(Recorded data)
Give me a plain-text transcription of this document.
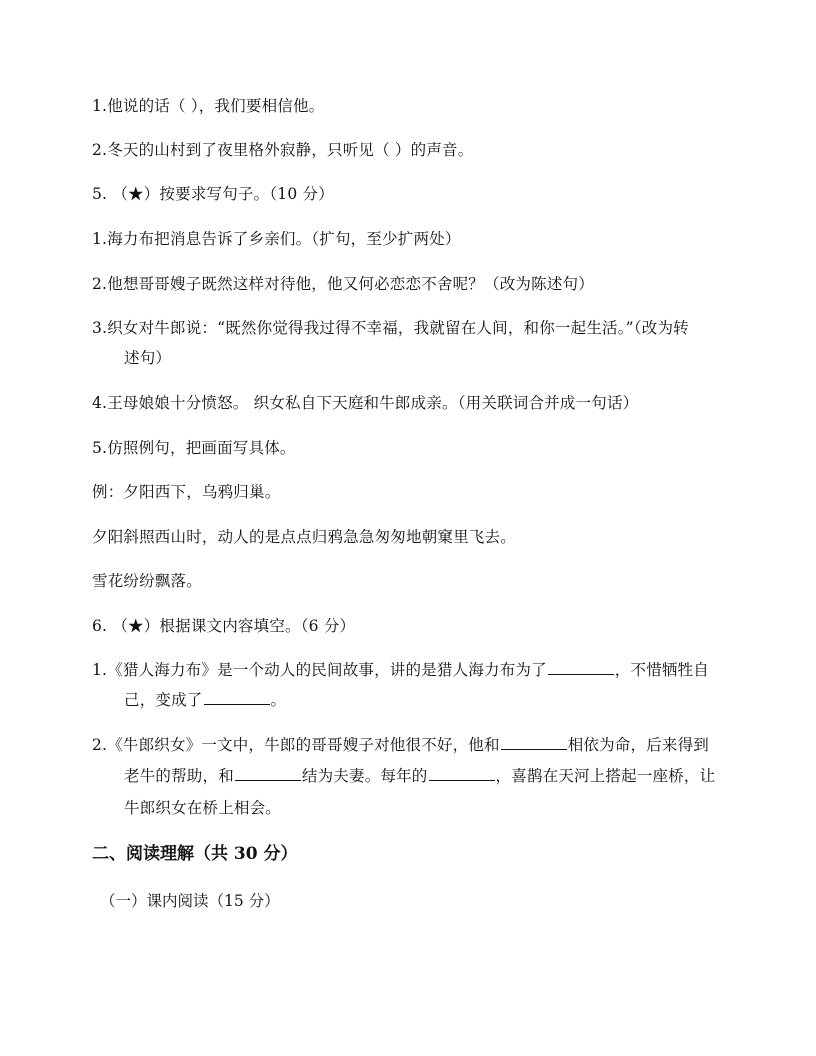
1.他说的话（ ），我们要相信他。
2.冬天的山村到了夜里格外寂静，只听见（ ）的声音。
5. （★）按要求写句子。（10 分）
1.海力布把消息告诉了乡亲们。（扩句，至少扩两处）
2.他想哥哥嫂子既然这样对待他，他又何必恋恋不舍呢？（改为陈述句）
3.织女对牛郎说：“既然你觉得我过得不幸福，我就留在人间，和你一起生活。”（改为转
述句）
4.王母娘娘十分愤怒。 织女私自下天庭和牛郎成亲。（用关联词合并成一句话）
5.仿照例句，把画面写具体。
例：夕阳西下，乌鸦归巢。
夕阳斜照西山时，动人的是点点归鸦急急匆匆地朝窠里飞去。
雪花纷纷飘落。
6. （★）根据课文内容填空。（6 分）
1.《猎人海力布》是一个动人的民间故事，讲的是猎人海力布为了	，不惜牺牲自
己，变成了	。
2.《牛郎织女》一文中，牛郎的哥哥嫂子对他很不好，他和	相依为命，后来得到
老牛的帮助，和	结为夫妻。每年的	，喜鹊在天河上搭起一座桥，让
牛郎织女在桥上相会。
二、阅读理解（共 30 分）
（一）课内阅读（15 分）
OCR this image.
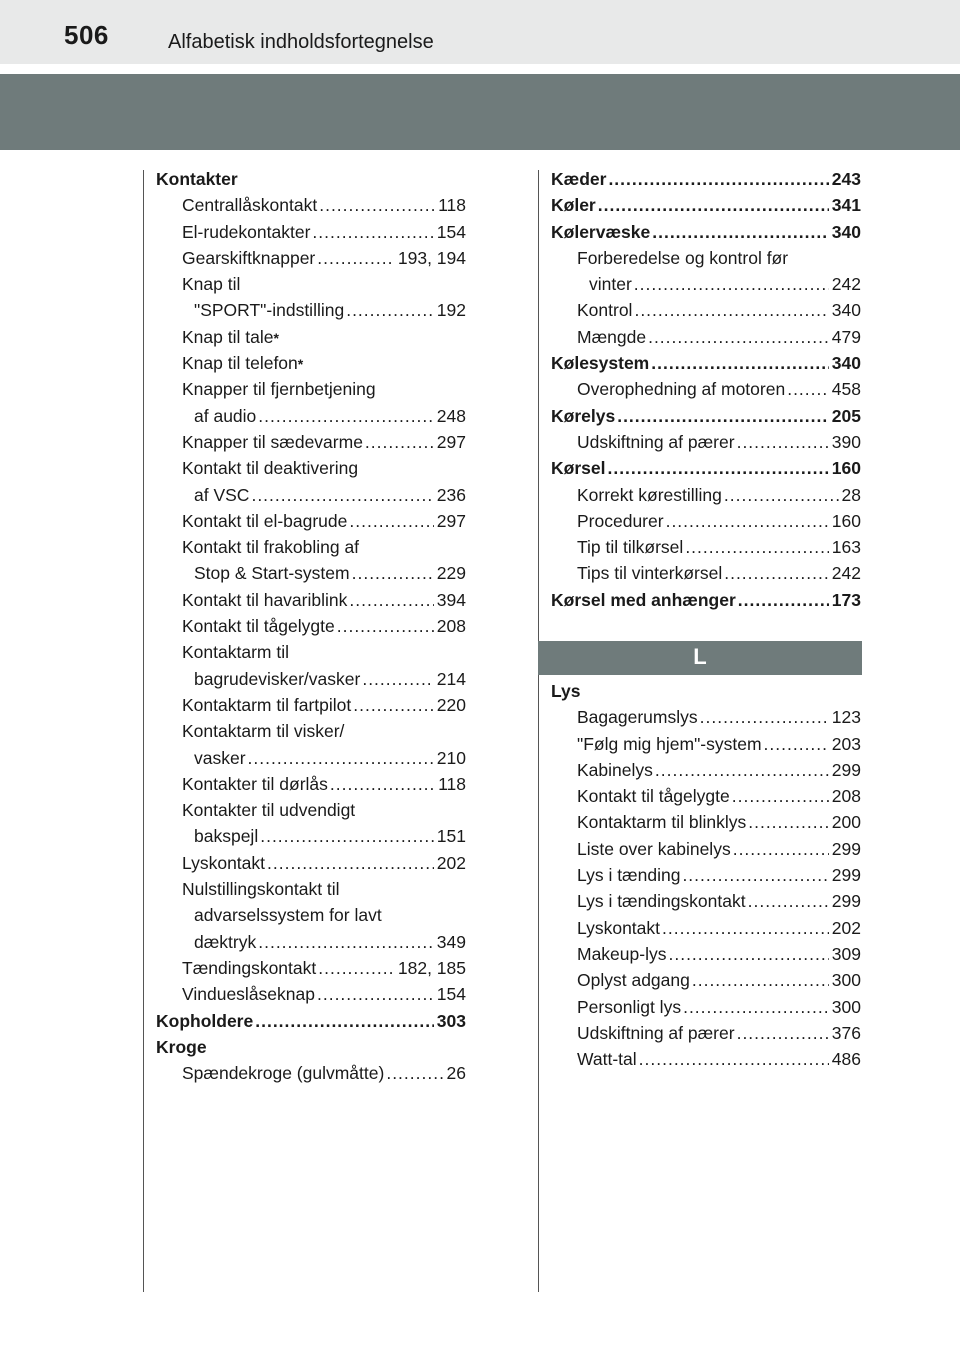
506	Alfabetisk indholdsfortegnelse
Kontakter
Centrallåskontakt .....	118
El-rudekontakter .....	154
Gearskiftknapper .....	193, 194
Knap til
"SPORT"-indstilling .....	192
Knap til tale *
Knap til telefon *
Knapper til fjernbetjening
af audio .....	248
Knapper til sædevarme .....	297
Kontakt til deaktivering
af VSC .....	236
Kontakt til el-bagrude .....	297
Kontakt til frakobling af
Stop & Start-system .....	229
Kontakt til havariblink .....	394
Kontakt til tågelygte .....	208
Kontaktarm til
bagrudevisker/vasker .....	214
Kontaktarm til fartpilot .....	220
Kontaktarm til visker/
vasker .....	210
Kontakter til dørlås .....	118
Kontakter til udvendigt
bakspejl .....	151
Lyskontakt .....	202
Nulstillingskontakt til
advarselssystem for lavt
dæktryk .....	349
Tændingskontakt .....	182, 185
Vindueslåseknap .....	154
Kopholdere .....	303
Kroge
Spændekroge (gulvmåtte) .....	26
Kæder .....	243
Køler .....	341
Kølervæske .....	340
Forberedelse og kontrol før
vinter .....	242
Kontrol .....	340
Mængde .....	479
Kølesystem .....	340
Overophedning af motoren .....	458
Kørelys .....	205
Udskiftning af pærer .....	390
Kørsel .....	160
Korrekt kørestilling .....	28
Procedurer .....	160
Tip til tilkørsel .....	163
Tips til vinterkørsel .....	242
Kørsel med anhænger .....	173
L
Lys
Bagagerumslys .....	123
"Følg mig hjem"-system .....	203
Kabinelys .....	299
Kontakt til tågelygte .....	208
Kontaktarm til blinklys .....	200
Liste over kabinelys .....	299
Lys i tænding .....	299
Lys i tændingskontakt .....	299
Lyskontakt .....	202
Makeup-lys .....	309
Oplyst adgang .....	300
Personligt lys .....	300
Udskiftning af pærer .....	376
Watt-tal .....	486
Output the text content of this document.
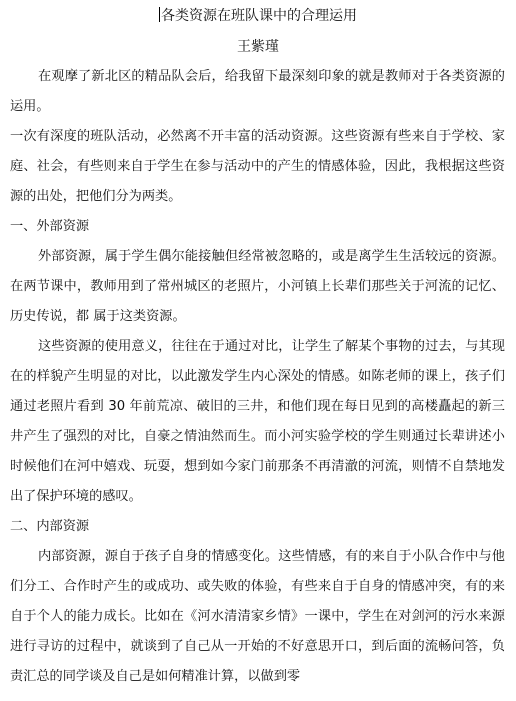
各类资源在班队课中的合理运用
王紫瑾

在观摩了新北区的精品队会后，给我留下最深刻印象的就是教师对于各类资源的运用。

一次有深度的班队活动，必然离不开丰富的活动资源。这些资源有些来自于学校、家庭、社会，有些则来自于学生在参与活动中的产生的情感体验，因此，我根据这些资源的出处，把他们分为两类。

一、外部资源

外部资源，属于学生偶尔能接触但经常被忽略的，或是离学生生活较远的资源。在两节课中，教师用到了常州城区的老照片，小河镇上长辈们那些关于河流的记忆、历史传说，都 属于这类资源。

这些资源的使用意义，往往在于通过对比，让学生了解某个事物的过去，与其现在的样貌产生明显的对比，以此激发学生内心深处的情感。如陈老师的课上，孩子们通过老照片看到 30 年前荒凉、破旧的三井，和他们现在每日见到的高楼矗起的新三井产生了强烈的对比，自豪之情油然而生。而小河实验学校的学生则通过长辈讲述小时候他们在河中嬉戏、玩耍，想到如今家门前那条不再清澈的河流，则情不自禁地发出了保护环境的感叹。

二、内部资源

内部资源，源自于孩子自身的情感变化。这些情感，有的来自于小队合作中与他们分工、合作时产生的或成功、或失败的体验，有些来自于自身的情感冲突，有的来自于个人的能力成长。比如在《河水清清家乡情》一课中，学生在对剑河的污水来源进行寻访的过程中，就谈到了自己从一开始的不好意思开口，到后面的流畅问答，负责汇总的同学谈及自己是如何精准计算，以做到零
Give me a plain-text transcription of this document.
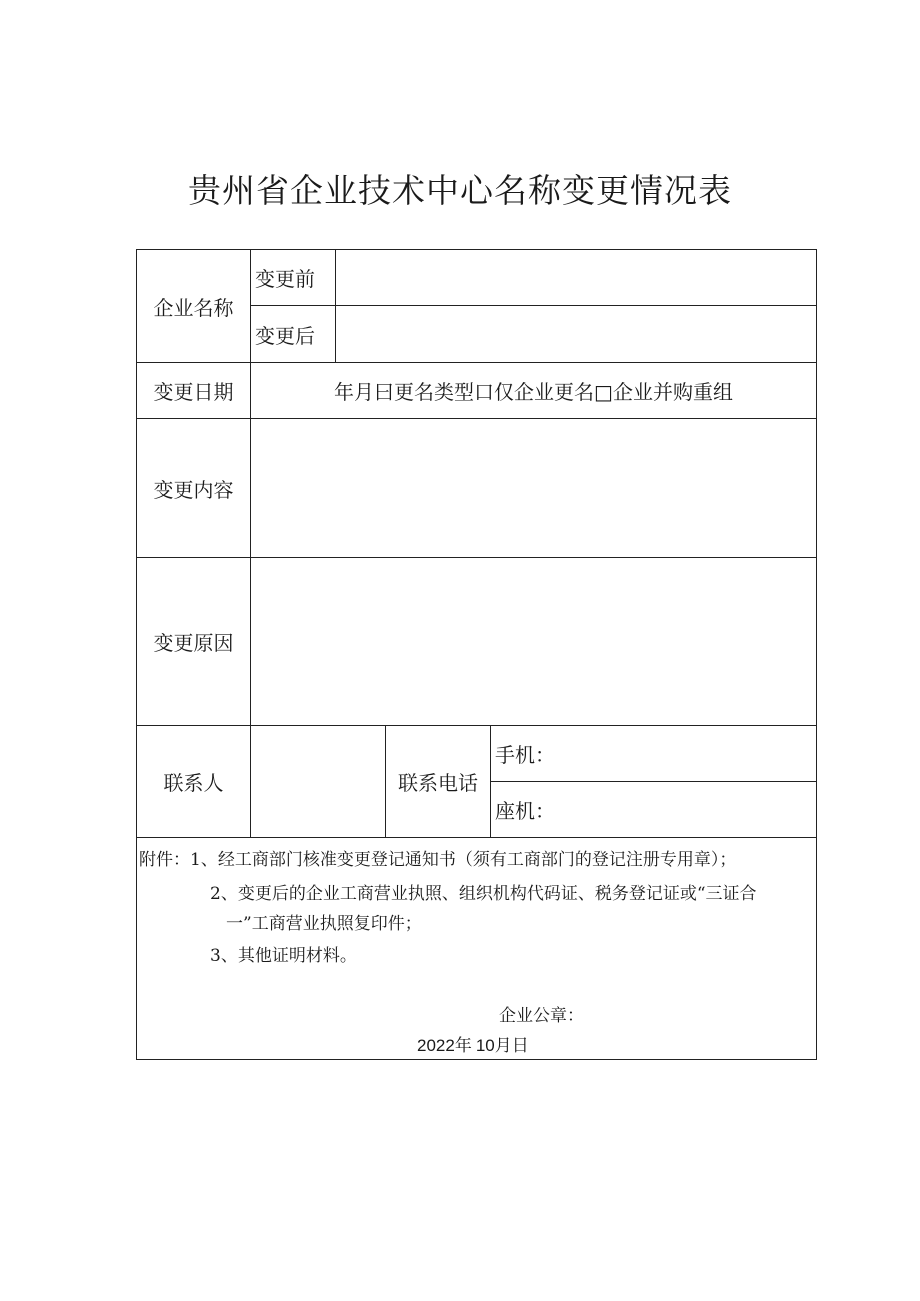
贵州省企业技术中心名称变更情况表
企业名称
变更前
变更后
变更日期	年月曰更名类型口仅企业更名□企业并购重组
变更内容
变更原因
联系人	联系电话
手机：
座机：
附件：1、经工商部门核准变更登记通知书（须有工商部门的登记注册专用章）；
2、变更后的企业工商营业执照、组织机构代码证、税务登记证或“三证合
一”工商营业执照复印件；
3、其他证明材料。
企业公章：
2022年 10月日
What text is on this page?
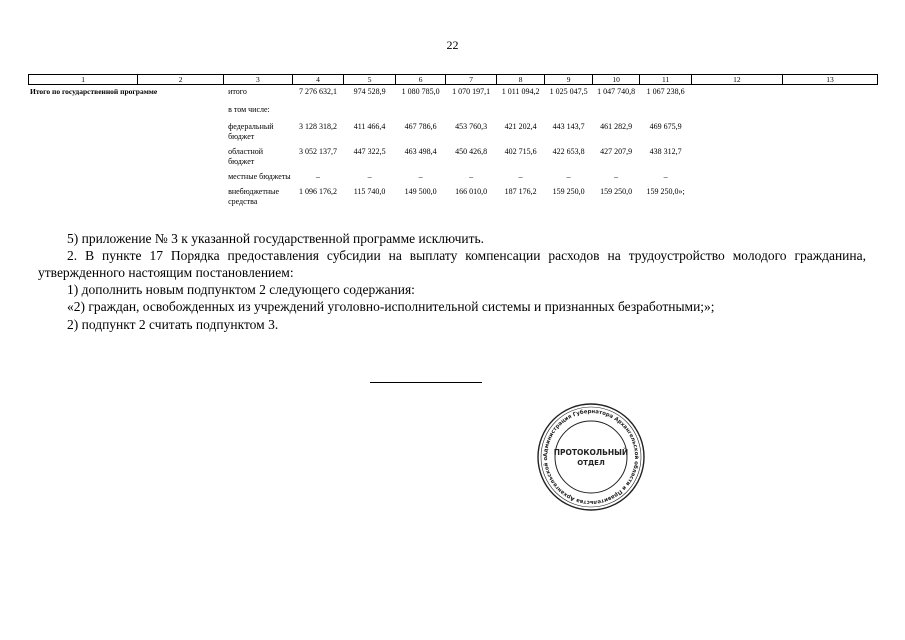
22
1	2	3	4	5	6	7	8	9	10	11	12	13
Итого по государственной программе		итого	7 276 632,1	974 528,9	1 080 785,0	1 070 197,1	1 011 094,2	1 025 047,5	1 047 740,8	1 067 238,6		
		в том числе:										
		федеральный бюджет	3 128 318,2	411 466,4	467 786,6	453 760,3	421 202,4	443 143,7	461 282,9	469 675,9		
		областной бюджет	3 052 137,7	447 322,5	463 498,4	450 426,8	402 715,6	422 653,8	427 207,9	438 312,7		
		местные бюджеты	–	–	–	–	–	–	–	–		
		внебюджетные средства	1 096 176,2	115 740,0	149 500,0	166 010,0	187 176,2	159 250,0	159 250,0	159 250,0»;		

5) приложение № 3 к указанной государственной программе исключить.

2. В пункте 17 Порядка предоставления субсидии на выплату компенсации расходов на трудоустройство молодого гражданина, утвержденного настоящим постановлением:

1) дополнить новым подпунктом 2 следующего содержания:

«2) граждан, освобожденных из учреждений уголовно-исполнительной системы и признанных безработными;»;

2) подпункт 2 считать подпунктом 3.

Администрация Губернатора Архангельской области и Правительства Архангельской о
ПРОТОКОЛЬНЫЙ
ОТДЕЛ
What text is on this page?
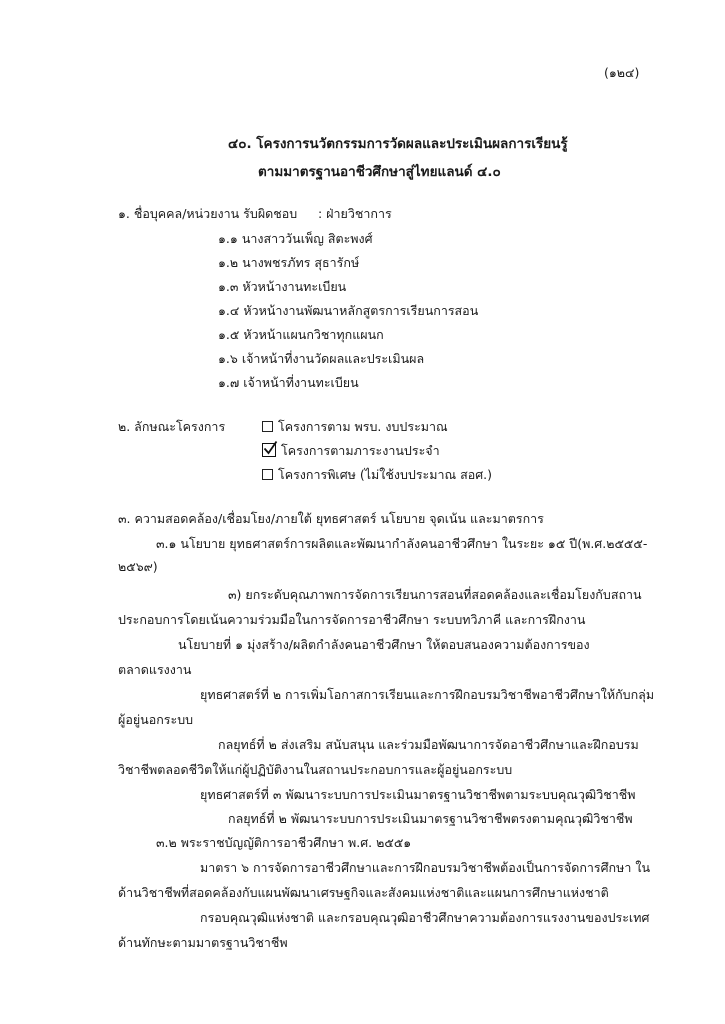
(๑๒๔)
๔๐. โครงการนวัตกรรมการวัดผลและประเมินผลการเรียนรู้
ตามมาตรฐานอาชีวศึกษาสู่ไทยแลนด์ ๔.๐
๑. ชื่อบุคคล/หน่วยงาน รับผิดชอบ : ฝ่ายวิชาการ
๑.๑ นางสาววันเพ็ญ สิตะพงศ์
๑.๒ นางพชรภัทร สุธารักษ์
๑.๓ หัวหน้างานทะเบียน
๑.๔ หัวหน้างานพัฒนาหลักสูตรการเรียนการสอน
๑.๕ หัวหน้าแผนกวิชาทุกแผนก
๑.๖ เจ้าหน้าที่งานวัดผลและประเมินผล
๑.๗ เจ้าหน้าที่งานทะเบียน
๒. ลักษณะโครงการ	โครงการตาม พรบ. งบประมาณ
โครงการตามภาระงานประจำ
โครงการพิเศษ (ไม่ใช้งบประมาณ สอศ.)
๓. ความสอดคล้อง/เชื่อมโยง/ภายใต้ ยุทธศาสตร์ นโยบาย จุดเน้น และมาตรการ
๓.๑ นโยบาย ยุทธศาสตร์การผลิตและพัฒนากำลังคนอาชีวศึกษา ในระยะ ๑๕ ปี(พ.ศ.๒๕๕๕-
๒๕๖๙)
๓) ยกระดับคุณภาพการจัดการเรียนการสอนที่สอดคล้องและเชื่อมโยงกับสถาน
ประกอบการโดยเน้นความร่วมมือในการจัดการอาชีวศึกษา ระบบทวิภาคี และการฝึกงาน
นโยบายที่ ๑ มุ่งสร้าง/ผลิตกำลังคนอาชีวศึกษา ให้ตอบสนองความต้องการของ
ตลาดแรงงาน
ยุทธศาสตร์ที่ ๒ การเพิ่มโอกาสการเรียนและการฝึกอบรมวิชาชีพอาชีวศึกษาให้กับกลุ่ม
ผู้อยู่นอกระบบ
กลยุทธ์ที่ ๒ ส่งเสริม สนับสนุน และร่วมมือพัฒนาการจัดอาชีวศึกษาและฝึกอบรม
วิชาชีพตลอดชีวิตให้แก่ผู้ปฏิบัติงานในสถานประกอบการและผู้อยู่นอกระบบ
ยุทธศาสตร์ที่ ๓ พัฒนาระบบการประเมินมาตรฐานวิชาชีพตามระบบคุณวุฒิวิชาชีพ
กลยุทธ์ที่ ๒ พัฒนาระบบการประเมินมาตรฐานวิชาชีพตรงตามคุณวุฒิวิชาชีพ
๓.๒ พระราชบัญญัติการอาชีวศึกษา พ.ศ. ๒๕๕๑
มาตรา ๖ การจัดการอาชีวศึกษาและการฝึกอบรมวิชาชีพต้องเป็นการจัดการศึกษา ใน
ด้านวิชาชีพที่สอดคล้องกับแผนพัฒนาเศรษฐกิจและสังคมแห่งชาติและแผนการศึกษาแห่งชาติ
กรอบคุณวุฒิแห่งชาติ และกรอบคุณวุฒิอาชีวศึกษาความต้องการแรงงานของประเทศ
ด้านทักษะตามมาตรฐานวิชาชีพ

#### Work instructions:
Gather each line in the data that holds the string "ดการอาช".

#### Response:
ประกอบการโดยเน้นความร่วมมือในการจัดการอาชีวศึกษา ระบบทวิภาคี และการฝึกงาน
มาตรา ๖ การจัดการอาชีวศึกษาและการฝึกอบรมวิชาชีพต้องเป็นการจัดการศึกษา ใน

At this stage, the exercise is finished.